## What is required
Quote every line of the records below, word for word, but leave out the pictures.

## Rows
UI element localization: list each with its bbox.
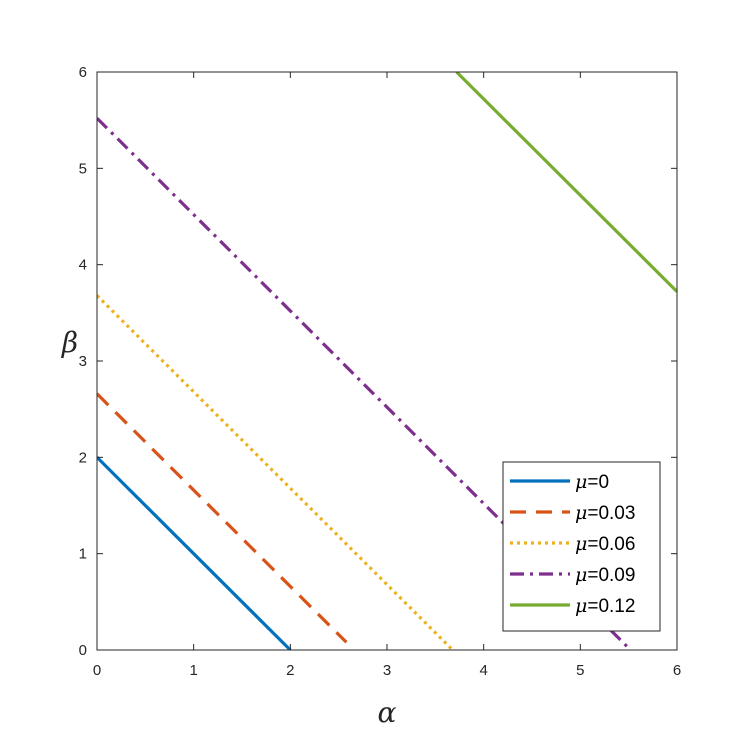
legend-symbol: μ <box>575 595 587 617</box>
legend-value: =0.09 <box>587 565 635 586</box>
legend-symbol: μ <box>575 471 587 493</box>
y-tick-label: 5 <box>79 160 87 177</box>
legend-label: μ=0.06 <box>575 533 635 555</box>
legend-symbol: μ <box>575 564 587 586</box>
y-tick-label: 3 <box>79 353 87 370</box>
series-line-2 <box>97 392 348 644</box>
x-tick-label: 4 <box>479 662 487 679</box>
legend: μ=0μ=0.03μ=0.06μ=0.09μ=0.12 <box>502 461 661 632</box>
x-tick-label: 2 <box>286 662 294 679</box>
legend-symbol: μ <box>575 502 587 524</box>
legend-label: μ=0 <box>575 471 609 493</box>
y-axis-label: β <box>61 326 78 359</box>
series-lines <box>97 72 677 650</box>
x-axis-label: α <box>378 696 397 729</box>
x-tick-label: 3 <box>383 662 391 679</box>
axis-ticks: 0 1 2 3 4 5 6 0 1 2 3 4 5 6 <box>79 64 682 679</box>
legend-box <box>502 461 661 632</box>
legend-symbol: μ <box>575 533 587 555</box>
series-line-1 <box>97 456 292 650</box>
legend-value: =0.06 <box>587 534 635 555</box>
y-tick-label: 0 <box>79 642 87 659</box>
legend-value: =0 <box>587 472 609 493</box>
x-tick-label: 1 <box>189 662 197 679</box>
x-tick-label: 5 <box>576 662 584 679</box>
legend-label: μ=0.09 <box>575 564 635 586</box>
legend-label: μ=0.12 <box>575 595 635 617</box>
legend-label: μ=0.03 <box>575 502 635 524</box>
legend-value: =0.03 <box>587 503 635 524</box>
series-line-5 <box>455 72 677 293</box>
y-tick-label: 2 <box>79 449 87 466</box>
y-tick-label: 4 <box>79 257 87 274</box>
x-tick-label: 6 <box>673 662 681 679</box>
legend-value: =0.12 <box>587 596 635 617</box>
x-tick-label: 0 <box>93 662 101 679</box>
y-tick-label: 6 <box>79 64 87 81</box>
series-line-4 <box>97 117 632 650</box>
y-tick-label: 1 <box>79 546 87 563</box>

## Answer below
UI element localization: list each with its bbox.
legend-symbol: μ <box>575 595 587 617</box>
legend-value: =0.09 <box>587 565 635 586</box>
legend-symbol: μ <box>575 471 587 493</box>
y-tick-label: 5 <box>79 160 87 177</box>
legend-label: μ=0.06 <box>575 533 635 555</box>
legend-symbol: μ <box>575 564 587 586</box>
y-tick-label: 3 <box>79 353 87 370</box>
series-line-2 <box>97 392 348 644</box>
x-tick-label: 4 <box>479 662 487 679</box>
legend: μ=0μ=0.03μ=0.06μ=0.09μ=0.12 <box>502 461 661 632</box>
x-tick-label: 2 <box>286 662 294 679</box>
legend-symbol: μ <box>575 502 587 524</box>
legend-label: μ=0 <box>575 471 609 493</box>
y-axis-label: β <box>61 326 78 359</box>
series-lines <box>97 72 677 650</box>
x-axis-label: α <box>378 696 397 729</box>
x-tick-label: 3 <box>383 662 391 679</box>
axis-ticks: 0 1 2 3 4 5 6 0 1 2 3 4 5 6 <box>79 64 682 679</box>
legend-box <box>502 461 661 632</box>
legend-symbol: μ <box>575 533 587 555</box>
series-line-1 <box>97 456 292 650</box>
legend-value: =0.06 <box>587 534 635 555</box>
y-tick-label: 0 <box>79 642 87 659</box>
legend-value: =0 <box>587 472 609 493</box>
x-tick-label: 1 <box>189 662 197 679</box>
x-tick-label: 5 <box>576 662 584 679</box>
legend-label: μ=0.09 <box>575 564 635 586</box>
legend-label: μ=0.12 <box>575 595 635 617</box>
legend-label: μ=0.03 <box>575 502 635 524</box>
legend-value: =0.03 <box>587 503 635 524</box>
series-line-5 <box>455 72 677 293</box>
y-tick-label: 2 <box>79 449 87 466</box>
y-tick-label: 4 <box>79 257 87 274</box>
x-tick-label: 6 <box>673 662 681 679</box>
legend-value: =0.12 <box>587 596 635 617</box>
x-tick-label: 0 <box>93 662 101 679</box>
y-tick-label: 6 <box>79 64 87 81</box>
series-line-4 <box>97 117 632 650</box>
y-tick-label: 1 <box>79 546 87 563</box>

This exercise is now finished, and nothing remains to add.